Chart and figure data
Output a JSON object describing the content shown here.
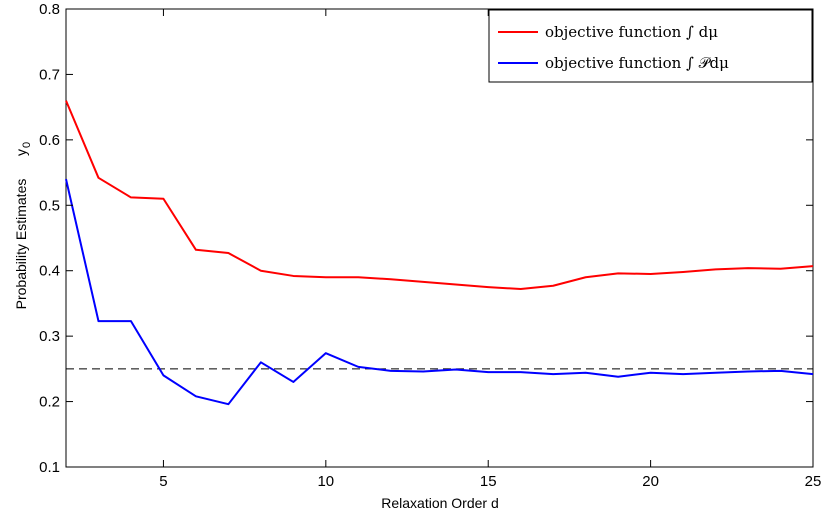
{
  "chart_data": {
    "type": "line",
    "title": "",
    "xlabel": "Relaxation Order d",
    "ylabel": "Probability Estimates",
    "ylabel_symbol": "y",
    "ylabel_subscript": "0",
    "xlim": [
      2,
      25
    ],
    "ylim": [
      0.1,
      0.8
    ],
    "xticks": [
      5,
      10,
      15,
      20,
      25
    ],
    "yticks": [
      0.1,
      0.2,
      0.3,
      0.4,
      0.5,
      0.6,
      0.7,
      0.8
    ],
    "grid": false,
    "legend_position": "top-right",
    "reference_line": {
      "y": 0.25,
      "style": "dashed",
      "color": "#000000"
    },
    "x": [
      2,
      3,
      4,
      5,
      6,
      7,
      8,
      9,
      10,
      11,
      12,
      13,
      14,
      15,
      16,
      17,
      18,
      19,
      20,
      21,
      22,
      23,
      24,
      25
    ],
    "series": [
      {
        "name": "objective function ∫ dμ",
        "color": "#ff0000",
        "values": [
          0.66,
          0.542,
          0.512,
          0.51,
          0.432,
          0.427,
          0.4,
          0.392,
          0.39,
          0.39,
          0.387,
          0.383,
          0.379,
          0.375,
          0.372,
          0.377,
          0.39,
          0.396,
          0.395,
          0.398,
          0.402,
          0.404,
          0.403,
          0.407
        ]
      },
      {
        "name": "objective function ∫ 𝒫dμ",
        "color": "#0000ff",
        "values": [
          0.54,
          0.323,
          0.323,
          0.24,
          0.208,
          0.196,
          0.26,
          0.23,
          0.274,
          0.253,
          0.247,
          0.246,
          0.249,
          0.245,
          0.245,
          0.242,
          0.244,
          0.238,
          0.244,
          0.242,
          0.244,
          0.246,
          0.247,
          0.242
        ]
      }
    ]
  }
}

→ **To be done**
Count each line where the string "color" occurs, and write only the number.

→ **Task response**
3